Written request
Copy the lines from the material below, from the line with "L1 deactivation cross [446,262,494,270]" to the line with "node junction 2 [551,45,554,48]", both included, without changing anything.

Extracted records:

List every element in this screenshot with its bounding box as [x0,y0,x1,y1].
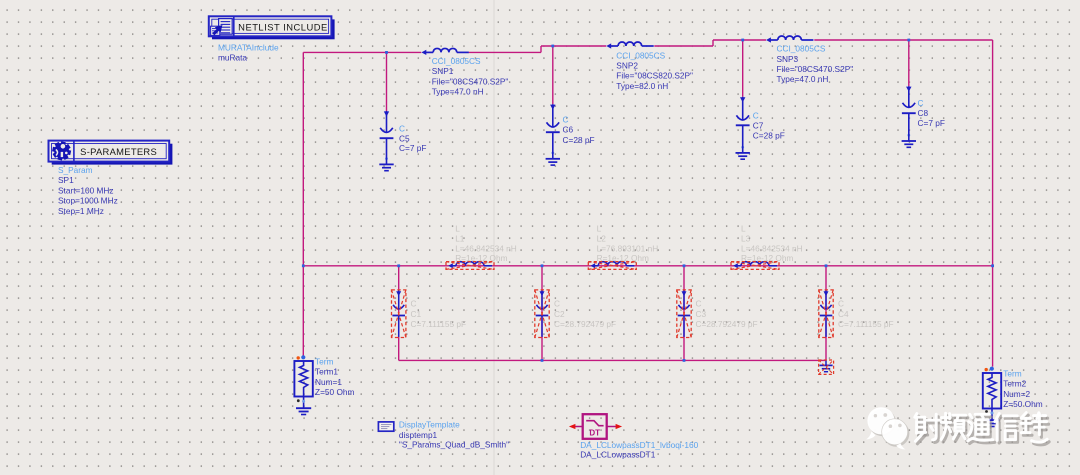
L1 deactivation cross [446,262,494,270]
wire C1 branch vertical [398,266,400,361]
svg-text:C7: C7 [753,121,764,131]
node junction 1 [385,51,388,54]
wire C4 branch vertical [825,266,827,361]
C4 deactivation cross [819,290,833,338]
svg-text:NETLIST INCLUDE: NETLIST INCLUDE [238,22,328,33]
C1 deactivation cross [392,290,406,338]
svg-text:Step=1 MHz: Step=1 MHz [58,206,104,216]
capacitor C8 labels [918,98,945,128]
display-template icon [378,422,393,431]
svg-text:L: L [741,223,746,233]
C3 deactivation cross [677,290,691,338]
ground C8 [902,141,916,147]
node Term2 pin dots [985,367,994,415]
svg-text:C=7.111155 pF: C=7.111155 pF [838,319,894,329]
node junction 2 [551,45,554,48]
wire C2 branch vertical [541,266,543,361]
DT block labels [580,440,698,459]
svg-text:C4: C4 [838,309,849,319]
svg-text:L=46.842534 nH: L=46.842534 nH [455,243,517,253]
wire C6 branch [552,46,554,104]
svg-text:C=28 pF: C=28 pF [753,131,785,141]
termination Term2 labels [1003,368,1043,409]
svg-text:C=28 pF: C=28 pF [563,135,595,145]
svg-text:C5: C5 [399,133,410,143]
svg-text:C: C [563,114,569,124]
svg-text:Num=2: Num=2 [1003,389,1030,399]
svg-text:L: L [597,223,602,233]
capacitor C5 symbol [380,111,394,164]
ground Term2 [984,420,999,426]
netlist-include controller block [209,16,335,39]
svg-text:R=1e-12 Ohm: R=1e-12 Ohm [741,253,793,263]
svg-text:SNP2: SNP2 [616,61,638,71]
node junction 7 [541,264,544,267]
netlist-include icon [211,19,233,36]
node junction 5 [302,264,305,267]
capacitor C4 (deactivated) symbol [820,290,833,337]
ground C6 [546,159,560,165]
display-template labels [399,420,509,450]
node junction 9 [825,264,828,267]
inductor L3 labels (deactivated) [741,223,803,263]
termination Term1 labels [315,356,355,397]
capacitor C1 (deactivated) symbol [392,290,405,337]
faint window splitter line [493,0,495,475]
svg-text:Term1: Term1 [315,367,338,377]
svg-text:S_Param: S_Param [58,165,93,175]
svg-text:L2: L2 [597,233,607,243]
termination Term2 symbol [983,373,1001,420]
svg-text:MURATAInclude: MURATAInclude [218,42,279,52]
svg-text:File="08CS470.S2P": File="08CS470.S2P" [777,64,854,74]
inductor SNP2 symbol [606,42,653,49]
svg-text:C: C [696,299,702,309]
ground C5 [379,164,393,170]
wire C8 branch [908,40,910,86]
svg-text:C: C [554,299,560,309]
wire step 2 [712,40,714,46]
s-parameters controller block [49,141,173,165]
node cap pin dot 2 [551,152,554,155]
wire top rail segment 1b [469,51,541,53]
svg-text:L=46.842534 nH: L=46.842534 nH [741,243,803,253]
wire top rail segment 3b [814,39,992,41]
svg-text:L: L [455,223,460,233]
capacitor C2 (deactivated) symbol [536,290,549,337]
wire right vertical (top rail to Term2) [992,40,994,367]
wire C7 branch [742,40,744,97]
svg-text:C=28.792479 pF: C=28.792479 pF [696,319,758,329]
node Term1 pin dots [297,355,306,403]
node junction 4 [907,39,910,42]
termination Term1 symbol [294,361,312,408]
svg-text:C: C [753,111,759,121]
svg-text:Num=1: Num=1 [315,377,342,387]
inductor L1 labels (deactivated) [455,223,517,263]
svg-text:R=1e-12 Ohm: R=1e-12 Ohm [455,253,507,263]
ground at bottom rail (deactivated) [819,360,832,371]
wire step 1 [540,46,542,52]
svg-text:Z=50 Ohm: Z=50 Ohm [1003,399,1043,409]
svg-text:DA_LCLowpassDT1: DA_LCLowpassDT1 [580,449,656,459]
svg-text:Stop=1000 MHz: Stop=1000 MHz [58,196,118,206]
svg-text:C6: C6 [563,125,574,135]
svg-text:SNP1: SNP1 [432,66,454,76]
ground C7 [736,153,750,159]
capacitor C3 (deactivated) symbol [678,290,691,337]
inductor SNP2 labels [616,50,693,91]
inductor SNP3 symbol [766,36,813,43]
svg-text:L1: L1 [455,233,465,243]
watermark chinese text 射频通信链 (drawn strokes) [915,413,1049,445]
capacitor C4 labels (deactivated) [838,299,894,330]
svg-text:DisplayTemplate: DisplayTemplate [399,420,460,430]
svg-text:L=76.893101 nH: L=76.893101 nH [597,243,659,253]
svg-text:"S_Params_Quad_dB_Smith": "S_Params_Quad_dB_Smith" [399,440,509,450]
node junction 11 [541,359,544,362]
svg-text:CCI_0805CS: CCI_0805CS [432,56,481,66]
svg-text:C: C [838,299,844,309]
wire middle rail [303,265,992,267]
node cap pin dot 1 [385,157,388,160]
capacitor C5 labels [399,124,426,154]
svg-text:C2: C2 [554,309,565,319]
s-parameters gear icon [52,141,71,160]
node cap pin dot 4 [907,134,910,137]
svg-text:muRata: muRata [218,52,247,62]
svg-text:C=7 pF: C=7 pF [399,143,426,153]
op-amp-like DT design block DA_LCLowpassDT1 [569,414,622,439]
svg-text:File="08CS820.S2P": File="08CS820.S2P" [616,71,693,81]
watermark wechat logo [866,407,909,449]
node junction 8 [683,264,686,267]
capacitor C1 labels (deactivated) [411,299,467,330]
wire bottom rail [399,359,826,361]
inductor SNP1 labels [432,56,509,97]
svg-text:Z=50 Ohm: Z=50 Ohm [315,387,355,397]
svg-text:L3: L3 [741,233,751,243]
svg-text:DT: DT [589,428,600,437]
svg-text:Type=47.0 nH: Type=47.0 nH [432,87,484,97]
inductor SNP1 symbol [421,48,468,55]
capacitor C6 labels [563,114,595,145]
svg-text:C3: C3 [696,309,707,319]
svg-text:CCI_0805CS: CCI_0805CS [777,44,826,54]
inductor L2 (deactivated) symbol [591,262,635,269]
svg-text:C: C [411,299,417,309]
node junction 6 [397,264,400,267]
svg-text:SNP3: SNP3 [777,54,799,64]
node junction 12 [683,359,686,362]
node junction 3 [741,39,744,42]
svg-text:Start=100 MHz: Start=100 MHz [58,185,114,195]
svg-text:S-PARAMETERS: S-PARAMETERS [80,146,157,157]
svg-text:C: C [918,98,924,108]
capacitor C6 symbol [546,104,560,159]
svg-text:C: C [399,124,405,134]
svg-text:Term2: Term2 [1003,379,1026,389]
svg-text:Type=82.0 nH: Type=82.0 nH [616,81,668,91]
node junction 10 [991,264,994,267]
L3 deactivation cross [731,262,779,270]
svg-text:disptemp1: disptemp1 [399,430,438,440]
svg-text:Term: Term [315,356,334,366]
capacitor C7 symbol [736,97,750,153]
capacitor C2 labels (deactivated) [554,299,616,330]
bottom ground deactivation cross [819,360,834,374]
node cap pin dot 3 [741,146,744,149]
svg-text:C1: C1 [411,309,422,319]
wire C3 branch vertical [683,266,685,361]
svg-text:Term: Term [1003,368,1022,378]
svg-text:C=28.792479 pF: C=28.792479 pF [554,319,616,329]
svg-text:CCI_0805CS: CCI_0805CS [616,50,665,60]
svg-text:C=7.111155 pF: C=7.111155 pF [411,319,467,329]
capacitor C8 symbol [902,86,916,141]
svg-text:C=7 pF: C=7 pF [918,118,945,128]
C2 deactivation cross [535,290,549,338]
wire top rail segment 3 [713,39,766,41]
inductor L2 labels (deactivated) [597,223,659,263]
svg-text:SP1: SP1 [58,175,74,185]
inductor SNP3 labels [777,44,854,85]
wire left vertical (Term1 to top rail) [302,52,304,355]
L2 deactivation cross [588,262,636,270]
wire top rail segment 1 [303,51,421,53]
capacitor C3 labels (deactivated) [696,299,758,330]
wire C5 branch [386,52,388,111]
svg-text:R=1e-12 Ohm: R=1e-12 Ohm [597,253,649,263]
inductor L1 (deactivated) symbol [448,262,492,269]
svg-text:Type=47.0 nH: Type=47.0 nH [777,74,829,84]
wire top rail segment 2b [654,45,713,47]
inductor L3 (deactivated) symbol [733,262,777,269]
wire top rail segment 2 [541,45,606,47]
ground Term1 [296,408,311,414]
svg-text:C8: C8 [918,108,929,118]
svg-text:File="08CS470.S2P": File="08CS470.S2P" [432,76,509,86]
capacitor C7 labels [753,111,785,141]
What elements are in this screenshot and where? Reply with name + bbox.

Output of the task
L1 deactivation cross [446,262,494,270]
wire C1 branch vertical [398,266,400,361]
svg-text:C7: C7 [753,121,764,131]
node junction 1 [385,51,388,54]
wire C4 branch vertical [825,266,827,361]
C4 deactivation cross [819,290,833,338]
svg-text:NETLIST INCLUDE: NETLIST INCLUDE [238,22,328,33]
C1 deactivation cross [392,290,406,338]
svg-text:Step=1 MHz: Step=1 MHz [58,206,104,216]
capacitor C8 labels [918,98,945,128]
display-template icon [378,422,393,431]
svg-text:L: L [741,223,746,233]
C3 deactivation cross [677,290,691,338]
ground C8 [902,141,916,147]
node Term2 pin dots [985,367,994,415]
svg-text:C=7.111155 pF: C=7.111155 pF [838,319,894,329]
node junction 2 [551,45,554,48]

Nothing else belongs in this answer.